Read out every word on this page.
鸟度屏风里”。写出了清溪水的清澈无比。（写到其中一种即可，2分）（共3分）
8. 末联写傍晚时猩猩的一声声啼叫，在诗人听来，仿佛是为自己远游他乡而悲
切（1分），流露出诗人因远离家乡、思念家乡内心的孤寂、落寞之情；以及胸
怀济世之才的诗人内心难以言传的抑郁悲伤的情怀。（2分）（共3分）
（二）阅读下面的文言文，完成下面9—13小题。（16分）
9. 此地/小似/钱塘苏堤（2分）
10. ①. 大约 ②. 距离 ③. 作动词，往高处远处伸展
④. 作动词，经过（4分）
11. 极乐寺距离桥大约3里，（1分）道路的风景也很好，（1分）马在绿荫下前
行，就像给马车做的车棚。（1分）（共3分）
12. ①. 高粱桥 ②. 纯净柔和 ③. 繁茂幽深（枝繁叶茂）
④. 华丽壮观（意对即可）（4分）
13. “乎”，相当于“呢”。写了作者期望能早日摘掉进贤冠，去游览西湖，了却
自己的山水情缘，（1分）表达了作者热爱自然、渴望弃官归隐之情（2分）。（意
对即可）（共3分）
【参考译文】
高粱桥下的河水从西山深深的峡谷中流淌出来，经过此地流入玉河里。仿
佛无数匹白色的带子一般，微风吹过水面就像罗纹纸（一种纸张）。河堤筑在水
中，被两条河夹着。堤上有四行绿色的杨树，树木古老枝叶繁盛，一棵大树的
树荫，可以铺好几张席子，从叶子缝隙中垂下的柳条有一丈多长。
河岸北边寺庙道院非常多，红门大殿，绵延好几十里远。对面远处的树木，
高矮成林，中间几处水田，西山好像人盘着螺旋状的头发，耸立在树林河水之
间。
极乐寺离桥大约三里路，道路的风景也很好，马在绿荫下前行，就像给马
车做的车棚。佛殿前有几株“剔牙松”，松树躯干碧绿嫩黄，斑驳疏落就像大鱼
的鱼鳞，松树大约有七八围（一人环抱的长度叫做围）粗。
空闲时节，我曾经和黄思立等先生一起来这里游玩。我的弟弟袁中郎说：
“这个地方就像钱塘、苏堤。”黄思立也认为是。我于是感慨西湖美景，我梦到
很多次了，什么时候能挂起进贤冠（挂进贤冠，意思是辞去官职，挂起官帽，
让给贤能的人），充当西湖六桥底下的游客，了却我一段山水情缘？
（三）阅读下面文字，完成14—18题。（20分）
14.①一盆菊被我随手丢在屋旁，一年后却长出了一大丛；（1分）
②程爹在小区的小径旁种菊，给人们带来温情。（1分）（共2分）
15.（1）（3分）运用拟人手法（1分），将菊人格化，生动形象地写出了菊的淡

▸ **SET PROBLEM**
Give back the data above exactly as it appears.

▸ **RESPONSE BELOW**
Read out every word on this page.
鸟度屏风里”。写出了清溪水的清澈无比。（写到其中一种即可，2分）（共3分）
8. 末联写傍晚时猩猩的一声声啼叫，在诗人听来，仿佛是为自己远游他乡而悲
切（1分），流露出诗人因远离家乡、思念家乡内心的孤寂、落寞之情；以及胸
怀济世之才的诗人内心难以言传的抑郁悲伤的情怀。（2分）（共3分）
（二）阅读下面的文言文，完成下面9—13小题。（16分）
9. 此地/小似/钱塘苏堤（2分）
10. ①. 大约 ②. 距离 ③. 作动词，往高处远处伸展
④. 作动词，经过（4分）
11. 极乐寺距离桥大约3里，（1分）道路的风景也很好，（1分）马在绿荫下前
行，就像给马车做的车棚。（1分）（共3分）
12. ①. 高粱桥 ②. 纯净柔和 ③. 繁茂幽深（枝繁叶茂）
④. 华丽壮观（意对即可）（4分）
13. “乎”，相当于“呢”。写了作者期望能早日摘掉进贤冠，去游览西湖，了却
自己的山水情缘，（1分）表达了作者热爱自然、渴望弃官归隐之情（2分）。（意
对即可）（共3分）
【参考译文】
高粱桥下的河水从西山深深的峡谷中流淌出来，经过此地流入玉河里。仿
佛无数匹白色的带子一般，微风吹过水面就像罗纹纸（一种纸张）。河堤筑在水
中，被两条河夹着。堤上有四行绿色的杨树，树木古老枝叶繁盛，一棵大树的
树荫，可以铺好几张席子，从叶子缝隙中垂下的柳条有一丈多长。
河岸北边寺庙道院非常多，红门大殿，绵延好几十里远。对面远处的树木，
高矮成林，中间几处水田，西山好像人盘着螺旋状的头发，耸立在树林河水之
间。
极乐寺离桥大约三里路，道路的风景也很好，马在绿荫下前行，就像给马
车做的车棚。佛殿前有几株“剔牙松”，松树躯干碧绿嫩黄，斑驳疏落就像大鱼
的鱼鳞，松树大约有七八围（一人环抱的长度叫做围）粗。
空闲时节，我曾经和黄思立等先生一起来这里游玩。我的弟弟袁中郎说：
“这个地方就像钱塘、苏堤。”黄思立也认为是。我于是感慨西湖美景，我梦到
很多次了，什么时候能挂起进贤冠（挂进贤冠，意思是辞去官职，挂起官帽，
让给贤能的人），充当西湖六桥底下的游客，了却我一段山水情缘？
（三）阅读下面文字，完成14—18题。（20分）
14.①一盆菊被我随手丢在屋旁，一年后却长出了一大丛；（1分）
②程爹在小区的小径旁种菊，给人们带来温情。（1分）（共2分）
15.（1）（3分）运用拟人手法（1分），将菊人格化，生动形象地写出了菊的淡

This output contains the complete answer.